Stated exercise
Filter for the word "Мельникова" and keep each matching line.

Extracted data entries
◆ ◆ ◆ ◆ ◆ ◆ ◆
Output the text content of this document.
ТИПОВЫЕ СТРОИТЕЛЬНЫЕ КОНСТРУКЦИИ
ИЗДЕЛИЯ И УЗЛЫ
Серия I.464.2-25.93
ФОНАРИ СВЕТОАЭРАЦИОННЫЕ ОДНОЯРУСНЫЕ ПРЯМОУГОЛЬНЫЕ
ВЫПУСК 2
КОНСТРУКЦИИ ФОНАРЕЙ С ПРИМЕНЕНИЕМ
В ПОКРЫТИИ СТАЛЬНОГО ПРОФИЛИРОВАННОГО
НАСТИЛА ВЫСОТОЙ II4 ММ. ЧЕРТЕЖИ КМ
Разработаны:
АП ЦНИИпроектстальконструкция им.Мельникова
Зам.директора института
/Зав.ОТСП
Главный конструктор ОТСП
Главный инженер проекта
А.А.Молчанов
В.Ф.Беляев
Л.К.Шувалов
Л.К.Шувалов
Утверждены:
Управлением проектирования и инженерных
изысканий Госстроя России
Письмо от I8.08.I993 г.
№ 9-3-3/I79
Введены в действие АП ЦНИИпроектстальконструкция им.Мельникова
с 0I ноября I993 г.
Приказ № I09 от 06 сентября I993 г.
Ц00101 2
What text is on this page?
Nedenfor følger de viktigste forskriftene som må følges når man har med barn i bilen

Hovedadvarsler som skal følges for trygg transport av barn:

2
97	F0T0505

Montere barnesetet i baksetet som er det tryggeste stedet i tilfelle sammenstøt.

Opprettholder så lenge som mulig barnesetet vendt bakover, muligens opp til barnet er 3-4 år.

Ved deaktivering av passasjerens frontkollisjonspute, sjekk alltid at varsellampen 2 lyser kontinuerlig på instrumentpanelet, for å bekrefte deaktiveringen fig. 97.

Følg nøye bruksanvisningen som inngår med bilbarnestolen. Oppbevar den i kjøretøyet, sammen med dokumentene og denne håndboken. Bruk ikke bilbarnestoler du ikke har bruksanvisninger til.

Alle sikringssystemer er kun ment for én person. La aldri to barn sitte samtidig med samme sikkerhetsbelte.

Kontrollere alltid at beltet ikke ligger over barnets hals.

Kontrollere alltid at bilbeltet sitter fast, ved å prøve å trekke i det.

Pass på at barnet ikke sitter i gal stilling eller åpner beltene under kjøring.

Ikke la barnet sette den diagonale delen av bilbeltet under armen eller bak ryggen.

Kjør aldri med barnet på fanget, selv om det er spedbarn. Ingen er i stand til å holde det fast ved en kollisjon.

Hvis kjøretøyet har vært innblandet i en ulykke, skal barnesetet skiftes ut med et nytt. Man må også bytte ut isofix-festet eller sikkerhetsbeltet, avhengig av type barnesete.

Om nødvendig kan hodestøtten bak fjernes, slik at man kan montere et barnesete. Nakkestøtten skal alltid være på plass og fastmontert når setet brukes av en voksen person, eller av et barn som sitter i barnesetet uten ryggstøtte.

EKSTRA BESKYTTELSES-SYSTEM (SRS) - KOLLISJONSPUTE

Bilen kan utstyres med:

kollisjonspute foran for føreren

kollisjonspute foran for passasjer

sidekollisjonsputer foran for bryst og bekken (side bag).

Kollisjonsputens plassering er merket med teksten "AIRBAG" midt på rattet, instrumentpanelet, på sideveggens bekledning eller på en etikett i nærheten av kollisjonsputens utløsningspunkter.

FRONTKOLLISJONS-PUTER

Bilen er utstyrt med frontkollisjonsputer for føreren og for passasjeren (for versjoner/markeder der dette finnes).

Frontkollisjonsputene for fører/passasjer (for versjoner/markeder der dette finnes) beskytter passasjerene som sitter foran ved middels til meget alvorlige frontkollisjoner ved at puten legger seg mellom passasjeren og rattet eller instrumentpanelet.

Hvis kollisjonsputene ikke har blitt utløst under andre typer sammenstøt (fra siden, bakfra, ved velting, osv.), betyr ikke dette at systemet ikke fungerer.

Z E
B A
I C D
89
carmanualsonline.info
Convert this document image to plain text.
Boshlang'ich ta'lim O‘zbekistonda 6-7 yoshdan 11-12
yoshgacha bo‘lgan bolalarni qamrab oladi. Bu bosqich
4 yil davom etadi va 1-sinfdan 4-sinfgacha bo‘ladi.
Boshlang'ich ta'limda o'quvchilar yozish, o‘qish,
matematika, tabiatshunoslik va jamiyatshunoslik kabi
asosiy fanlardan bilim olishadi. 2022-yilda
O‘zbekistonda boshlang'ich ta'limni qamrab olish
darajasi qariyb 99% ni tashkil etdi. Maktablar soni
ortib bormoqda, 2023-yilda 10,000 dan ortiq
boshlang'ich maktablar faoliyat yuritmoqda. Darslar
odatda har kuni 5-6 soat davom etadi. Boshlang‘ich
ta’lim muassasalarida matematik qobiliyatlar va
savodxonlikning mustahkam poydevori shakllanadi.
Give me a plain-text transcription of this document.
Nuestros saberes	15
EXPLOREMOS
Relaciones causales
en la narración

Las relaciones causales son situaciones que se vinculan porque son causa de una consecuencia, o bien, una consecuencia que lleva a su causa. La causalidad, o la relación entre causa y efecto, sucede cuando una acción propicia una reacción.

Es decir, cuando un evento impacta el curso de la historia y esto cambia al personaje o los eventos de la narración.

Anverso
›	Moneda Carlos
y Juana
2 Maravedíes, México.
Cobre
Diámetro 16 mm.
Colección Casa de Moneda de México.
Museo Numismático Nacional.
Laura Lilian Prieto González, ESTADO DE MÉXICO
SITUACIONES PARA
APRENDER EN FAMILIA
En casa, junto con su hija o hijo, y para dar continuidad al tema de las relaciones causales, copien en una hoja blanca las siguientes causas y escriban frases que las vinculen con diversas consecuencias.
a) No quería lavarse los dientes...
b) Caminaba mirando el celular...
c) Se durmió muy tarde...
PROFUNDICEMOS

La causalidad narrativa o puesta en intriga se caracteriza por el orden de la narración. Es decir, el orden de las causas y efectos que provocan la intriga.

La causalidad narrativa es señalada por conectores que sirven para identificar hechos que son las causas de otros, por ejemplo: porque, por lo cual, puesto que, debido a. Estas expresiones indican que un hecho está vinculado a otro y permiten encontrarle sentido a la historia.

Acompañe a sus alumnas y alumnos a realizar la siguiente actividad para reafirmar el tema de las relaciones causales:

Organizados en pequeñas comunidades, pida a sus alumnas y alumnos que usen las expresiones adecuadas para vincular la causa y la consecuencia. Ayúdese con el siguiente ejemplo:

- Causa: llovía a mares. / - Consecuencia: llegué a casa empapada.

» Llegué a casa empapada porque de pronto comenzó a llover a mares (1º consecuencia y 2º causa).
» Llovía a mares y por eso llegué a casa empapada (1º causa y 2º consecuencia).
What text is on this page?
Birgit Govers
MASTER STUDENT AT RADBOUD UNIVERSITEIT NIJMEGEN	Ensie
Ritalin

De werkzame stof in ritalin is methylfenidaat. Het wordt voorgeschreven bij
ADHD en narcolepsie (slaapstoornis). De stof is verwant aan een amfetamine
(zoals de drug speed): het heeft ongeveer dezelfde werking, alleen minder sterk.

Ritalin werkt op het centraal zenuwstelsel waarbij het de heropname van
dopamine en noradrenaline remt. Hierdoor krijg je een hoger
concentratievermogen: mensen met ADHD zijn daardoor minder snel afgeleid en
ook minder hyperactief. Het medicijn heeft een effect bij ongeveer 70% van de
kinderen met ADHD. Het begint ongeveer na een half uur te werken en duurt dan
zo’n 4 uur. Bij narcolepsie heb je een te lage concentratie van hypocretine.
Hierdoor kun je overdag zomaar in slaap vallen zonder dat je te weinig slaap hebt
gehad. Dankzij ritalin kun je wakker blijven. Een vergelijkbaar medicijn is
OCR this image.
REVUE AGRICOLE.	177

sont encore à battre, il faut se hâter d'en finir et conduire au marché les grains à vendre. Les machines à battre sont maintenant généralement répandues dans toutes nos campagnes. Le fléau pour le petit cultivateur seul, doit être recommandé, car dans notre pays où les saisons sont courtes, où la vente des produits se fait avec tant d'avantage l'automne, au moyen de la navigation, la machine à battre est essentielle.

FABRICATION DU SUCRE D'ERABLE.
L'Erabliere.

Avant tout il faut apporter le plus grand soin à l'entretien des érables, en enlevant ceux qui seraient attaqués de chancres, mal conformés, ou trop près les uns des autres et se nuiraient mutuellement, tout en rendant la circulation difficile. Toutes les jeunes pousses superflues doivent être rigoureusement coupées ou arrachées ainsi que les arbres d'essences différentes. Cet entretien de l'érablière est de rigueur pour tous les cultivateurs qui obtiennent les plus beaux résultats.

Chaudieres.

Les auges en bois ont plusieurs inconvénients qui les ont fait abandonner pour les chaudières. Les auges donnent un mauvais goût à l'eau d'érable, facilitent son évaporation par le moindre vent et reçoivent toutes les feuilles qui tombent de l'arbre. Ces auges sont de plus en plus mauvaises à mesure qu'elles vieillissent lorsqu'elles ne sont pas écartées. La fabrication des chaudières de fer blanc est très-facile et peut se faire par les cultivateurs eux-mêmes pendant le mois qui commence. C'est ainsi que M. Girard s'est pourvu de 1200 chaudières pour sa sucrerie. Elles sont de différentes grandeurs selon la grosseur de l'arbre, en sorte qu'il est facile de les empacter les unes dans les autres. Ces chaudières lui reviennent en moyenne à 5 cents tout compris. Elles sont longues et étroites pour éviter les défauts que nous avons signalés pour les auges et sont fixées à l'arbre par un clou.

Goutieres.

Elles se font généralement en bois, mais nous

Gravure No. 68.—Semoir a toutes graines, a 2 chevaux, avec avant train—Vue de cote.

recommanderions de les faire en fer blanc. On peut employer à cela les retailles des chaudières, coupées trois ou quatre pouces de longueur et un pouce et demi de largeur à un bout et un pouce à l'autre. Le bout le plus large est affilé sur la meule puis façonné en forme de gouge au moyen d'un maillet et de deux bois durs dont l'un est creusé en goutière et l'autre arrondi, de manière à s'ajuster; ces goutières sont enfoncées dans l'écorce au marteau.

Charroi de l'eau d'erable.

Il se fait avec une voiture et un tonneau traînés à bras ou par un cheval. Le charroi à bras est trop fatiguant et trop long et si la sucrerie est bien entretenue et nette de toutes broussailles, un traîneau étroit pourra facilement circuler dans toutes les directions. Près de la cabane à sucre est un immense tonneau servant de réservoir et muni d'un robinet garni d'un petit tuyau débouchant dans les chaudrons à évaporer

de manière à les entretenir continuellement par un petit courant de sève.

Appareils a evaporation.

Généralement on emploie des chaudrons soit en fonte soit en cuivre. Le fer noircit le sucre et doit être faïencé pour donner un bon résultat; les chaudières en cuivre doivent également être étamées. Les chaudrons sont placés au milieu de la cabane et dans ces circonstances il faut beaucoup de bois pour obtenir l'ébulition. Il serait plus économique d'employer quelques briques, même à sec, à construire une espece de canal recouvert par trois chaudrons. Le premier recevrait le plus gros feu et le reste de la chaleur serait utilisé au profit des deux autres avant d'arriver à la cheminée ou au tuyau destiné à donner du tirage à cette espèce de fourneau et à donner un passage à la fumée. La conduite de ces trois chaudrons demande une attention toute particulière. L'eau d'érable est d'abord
◆ ◆ ◆ ◆ ◆ ◆ ◆
Result of the task
АП ЦНИИпроектстальконструкция им.Мельникова
Введены в действие АП ЦНИИпроектстальконструкция им.Мельникова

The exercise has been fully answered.